(Entries in the collection)
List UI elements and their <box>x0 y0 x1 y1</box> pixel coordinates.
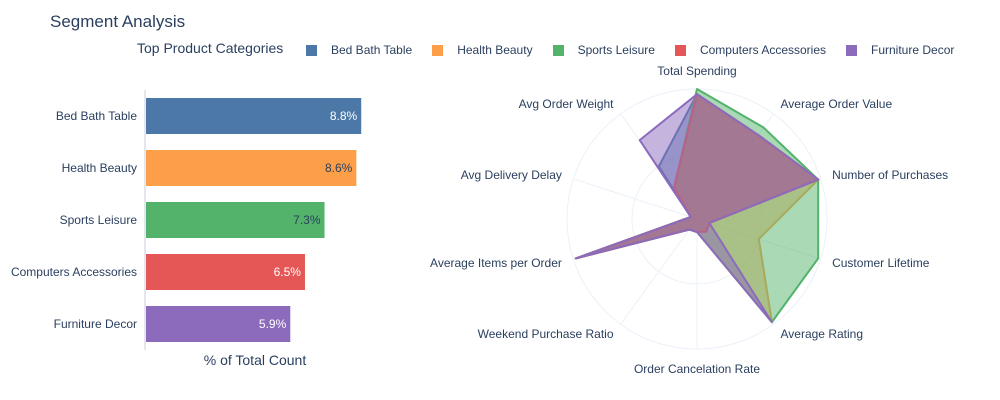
bar-category-label: Bed Bath Table <box>56 109 138 123</box>
bar-computers-accessories[interactable] <box>146 254 305 290</box>
bar-value-label: 8.8% <box>330 109 358 123</box>
chart-legend: Bed Bath Table Health Beauty Sports Leis… <box>306 40 974 60</box>
legend-swatch <box>674 44 686 56</box>
radar-spoke <box>620 218 698 325</box>
legend-swatch <box>846 44 857 56</box>
legend-item-bed-bath-table[interactable]: Bed Bath Table <box>306 43 412 57</box>
radar-axis-label-average-order-value: Average Order Value <box>781 97 893 111</box>
radar-series-furniture-decor[interactable] <box>574 93 820 324</box>
bar-bed-bath-table[interactable] <box>146 98 362 134</box>
legend-swatch <box>552 44 564 56</box>
radar-axis-label-number-of-purchases: Number of Purchases <box>832 168 948 182</box>
page-title: Segment Analysis <box>50 12 186 31</box>
bar-value-label: 6.5% <box>274 265 302 279</box>
legend-label: Health Beauty <box>457 43 533 57</box>
radar-axis-label-average-items-per-order: Average Items per Order <box>430 256 562 270</box>
bar-x-axis-label: % of Total Count <box>204 352 307 368</box>
legend-item-health-beauty[interactable]: Health Beauty <box>432 43 533 57</box>
radar-axis-label-order-cancelation-rate: Order Cancelation Rate <box>634 362 760 376</box>
legend-label: Computers Accessories <box>699 43 826 57</box>
legend-item-furniture-decor[interactable]: Furniture Decor <box>846 43 954 57</box>
legend-label: Furniture Decor <box>871 43 955 57</box>
legend-label: Bed Bath Table <box>331 43 413 57</box>
bar-health-beauty[interactable] <box>146 150 357 186</box>
legend-swatch <box>432 44 444 56</box>
radar-axis-label-total-spending: Total Spending <box>657 64 736 78</box>
radar-spoke <box>573 178 698 220</box>
legend-label: Sports Leisure <box>577 43 655 57</box>
radar-axis-label-average-rating: Average Rating <box>781 327 864 341</box>
legend-swatch <box>306 44 317 56</box>
bar-category-label: Computers Accessories <box>11 265 137 279</box>
bar-value-label: 5.9% <box>259 317 287 331</box>
bar-furniture-decor[interactable] <box>146 306 291 342</box>
radar-axis-label-customer-lifetime: Customer Lifetime <box>832 256 930 270</box>
legend-item-computers-accessories[interactable]: Computers Accessories <box>674 43 826 57</box>
bar-value-label: 8.6% <box>325 161 353 175</box>
radar-axis-label-avg-order-weight: Avg Order Weight <box>519 97 615 111</box>
bar-category-label: Health Beauty <box>62 161 137 175</box>
legend-item-sports-leisure[interactable]: Sports Leisure <box>552 43 655 57</box>
bar-chart-title: Top Product Categories <box>137 40 284 56</box>
bar-chart: Bed Bath Table 8.8% Health Beauty 8.6% Sport… <box>11 90 362 368</box>
bar-category-label: Furniture Decor <box>54 317 137 331</box>
bar-value-label: 7.3% <box>293 213 321 227</box>
bar-sports-leisure[interactable] <box>146 202 325 238</box>
radar-axis-label-weekend-purchase-ratio: Weekend Purchase Ratio <box>478 327 614 341</box>
radar-axis-label-avg-delivery-delay: Avg Delivery Delay <box>461 168 562 182</box>
bar-category-label: Sports Leisure <box>60 213 138 227</box>
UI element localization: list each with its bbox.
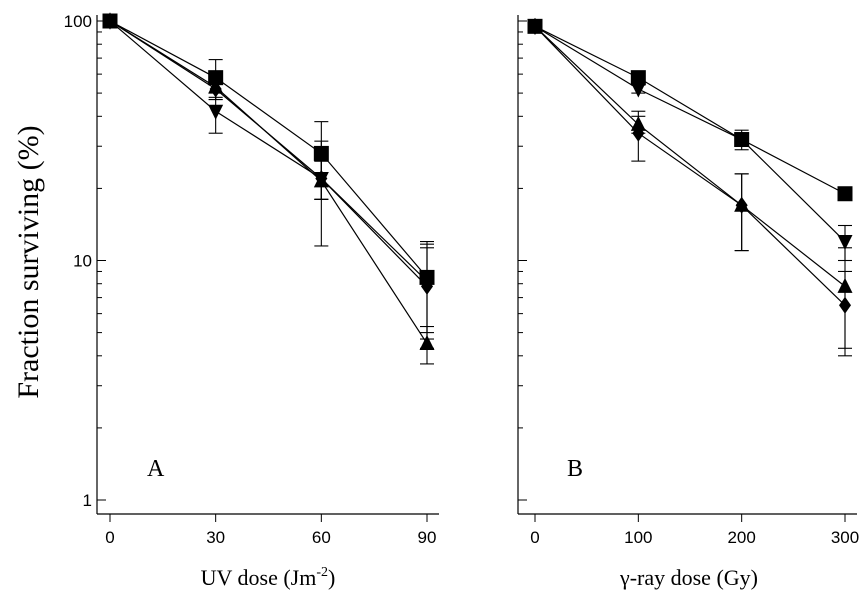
series-line <box>534 25 846 306</box>
x-tick-label: 90 <box>418 528 437 547</box>
diamond-marker <box>839 296 851 314</box>
diamond-marker <box>735 196 748 214</box>
triangle-down-marker <box>102 14 118 30</box>
panel-b-label: B <box>567 456 583 482</box>
series-line <box>109 20 428 287</box>
y-axis-title: Fraction surviving (%) <box>12 125 45 398</box>
triangle-down-marker <box>630 82 646 98</box>
x-tick-label: 300 <box>831 528 859 547</box>
triangle-down-marker <box>734 133 750 149</box>
diamond-marker <box>529 17 541 35</box>
x-tick-label: 200 <box>727 528 755 547</box>
x-tick-label: 100 <box>624 528 652 547</box>
square-marker <box>837 186 853 202</box>
y-tick-label: 1 <box>83 491 92 510</box>
panel-a-label: A <box>147 456 165 482</box>
diamond-marker <box>632 124 645 142</box>
x-tick-label: 60 <box>312 528 331 547</box>
x-tick-label: 30 <box>206 528 225 547</box>
panel-a-chart: 1 10 100 0 30 60 90 <box>64 12 439 547</box>
triangle-down-marker <box>419 274 435 290</box>
y-tick-label: 100 <box>64 12 92 31</box>
series-line <box>534 25 846 195</box>
panel-b-xlabel: γ-ray dose (Gy) <box>619 565 758 590</box>
triangle-down-marker <box>837 235 853 251</box>
series-line <box>109 20 428 278</box>
panel-a-xlabel: UV dose (Jm-2) <box>201 565 336 590</box>
x-tick-label: 0 <box>105 528 114 547</box>
triangle-down-marker <box>313 171 329 187</box>
x-tick-label: 0 <box>530 528 539 547</box>
series-line <box>534 25 846 287</box>
series-line <box>534 25 846 242</box>
square-marker <box>630 70 646 86</box>
series-line <box>109 20 428 344</box>
triangle-down-marker <box>208 104 224 120</box>
y-tick-label: 10 <box>73 252 92 271</box>
panel-b-chart: 0 100 200 300 <box>517 15 859 547</box>
series-line <box>109 20 428 282</box>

## Stated exercise
Reproduce each of the items above line for line, omitting the pictures.

## Solution to the exercise
List UI elements and their <box>x0 y0 x1 y1</box> pixel coordinates.
bar-category-label: Bed Bath Table <box>56 109 138 123</box>
bar-computers-accessories[interactable] <box>146 254 305 290</box>
bar-value-label: 8.8% <box>330 109 358 123</box>
chart-legend: Bed Bath Table Health Beauty Sports Leis… <box>306 40 974 60</box>
legend-swatch <box>674 44 686 56</box>
radar-spoke <box>620 218 698 325</box>
legend-swatch <box>846 44 857 56</box>
legend-item-bed-bath-table[interactable]: Bed Bath Table <box>306 43 412 57</box>
radar-axis-label-average-order-value: Average Order Value <box>781 97 893 111</box>
radar-series-furniture-decor[interactable] <box>574 93 820 324</box>
bar-bed-bath-table[interactable] <box>146 98 362 134</box>
legend-swatch <box>552 44 564 56</box>
radar-axis-label-number-of-purchases: Number of Purchases <box>832 168 948 182</box>
page-title: Segment Analysis <box>50 12 186 31</box>
bar-value-label: 6.5% <box>274 265 302 279</box>
legend-label: Health Beauty <box>457 43 533 57</box>
radar-axis-label-average-items-per-order: Average Items per Order <box>430 256 562 270</box>
bar-x-axis-label: % of Total Count <box>204 352 307 368</box>
legend-item-health-beauty[interactable]: Health Beauty <box>432 43 533 57</box>
radar-axis-label-order-cancelation-rate: Order Cancelation Rate <box>634 362 760 376</box>
legend-label: Computers Accessories <box>699 43 826 57</box>
legend-item-furniture-decor[interactable]: Furniture Decor <box>846 43 954 57</box>
legend-label: Furniture Decor <box>871 43 955 57</box>
legend-label: Bed Bath Table <box>331 43 413 57</box>
bar-health-beauty[interactable] <box>146 150 357 186</box>
legend-swatch <box>432 44 444 56</box>
radar-axis-label-total-spending: Total Spending <box>657 64 736 78</box>
radar-spoke <box>573 178 698 220</box>
legend-label: Sports Leisure <box>577 43 655 57</box>
radar-axis-label-average-rating: Average Rating <box>781 327 864 341</box>
legend-swatch <box>306 44 317 56</box>
bar-category-label: Computers Accessories <box>11 265 137 279</box>
bar-value-label: 5.9% <box>259 317 287 331</box>
bar-furniture-decor[interactable] <box>146 306 291 342</box>
radar-axis-label-customer-lifetime: Customer Lifetime <box>832 256 930 270</box>
legend-item-computers-accessories[interactable]: Computers Accessories <box>674 43 826 57</box>
bar-value-label: 8.6% <box>325 161 353 175</box>
radar-axis-label-avg-order-weight: Avg Order Weight <box>519 97 615 111</box>
bar-category-label: Health Beauty <box>62 161 137 175</box>
legend-item-sports-leisure[interactable]: Sports Leisure <box>552 43 655 57</box>
bar-chart-title: Top Product Categories <box>137 40 284 56</box>
bar-chart: Bed Bath Table 8.8% Health Beauty 8.6% Sport… <box>11 90 362 368</box>
bar-category-label: Furniture Decor <box>54 317 137 331</box>
bar-value-label: 7.3% <box>293 213 321 227</box>
bar-sports-leisure[interactable] <box>146 202 325 238</box>
radar-axis-label-weekend-purchase-ratio: Weekend Purchase Ratio <box>478 327 614 341</box>
radar-axis-label-avg-delivery-delay: Avg Delivery Delay <box>461 168 562 182</box>
bar-category-label: Sports Leisure <box>60 213 138 227</box>
UI element localization: list each with its bbox.
series-line <box>534 25 846 306</box>
x-tick-label: 90 <box>418 528 437 547</box>
diamond-marker <box>839 296 851 314</box>
diamond-marker <box>735 196 748 214</box>
triangle-down-marker <box>102 14 118 30</box>
panel-b-label: B <box>567 456 583 482</box>
series-line <box>109 20 428 287</box>
y-axis-title: Fraction surviving (%) <box>12 125 45 398</box>
triangle-down-marker <box>630 82 646 98</box>
x-tick-label: 300 <box>831 528 859 547</box>
triangle-down-marker <box>734 133 750 149</box>
diamond-marker <box>529 17 541 35</box>
x-tick-label: 200 <box>727 528 755 547</box>
x-tick-label: 100 <box>624 528 652 547</box>
square-marker <box>837 186 853 202</box>
y-tick-label: 1 <box>83 491 92 510</box>
panel-a-label: A <box>147 456 165 482</box>
diamond-marker <box>632 124 645 142</box>
x-tick-label: 60 <box>312 528 331 547</box>
x-tick-label: 30 <box>206 528 225 547</box>
panel-a-chart: 1 10 100 0 30 60 90 <box>64 12 439 547</box>
triangle-down-marker <box>419 274 435 290</box>
y-tick-label: 100 <box>64 12 92 31</box>
series-line <box>534 25 846 195</box>
panel-b-xlabel: γ-ray dose (Gy) <box>619 565 758 590</box>
triangle-down-marker <box>837 235 853 251</box>
series-line <box>109 20 428 278</box>
panel-a-xlabel: UV dose (Jm-2) <box>201 565 336 590</box>
x-tick-label: 0 <box>105 528 114 547</box>
triangle-down-marker <box>313 171 329 187</box>
x-tick-label: 0 <box>530 528 539 547</box>
series-line <box>534 25 846 287</box>
series-line <box>534 25 846 242</box>
square-marker <box>630 70 646 86</box>
series-line <box>109 20 428 344</box>
triangle-down-marker <box>208 104 224 120</box>
y-tick-label: 10 <box>73 252 92 271</box>
panel-b-chart: 0 100 200 300 <box>517 15 859 547</box>
series-line <box>109 20 428 282</box>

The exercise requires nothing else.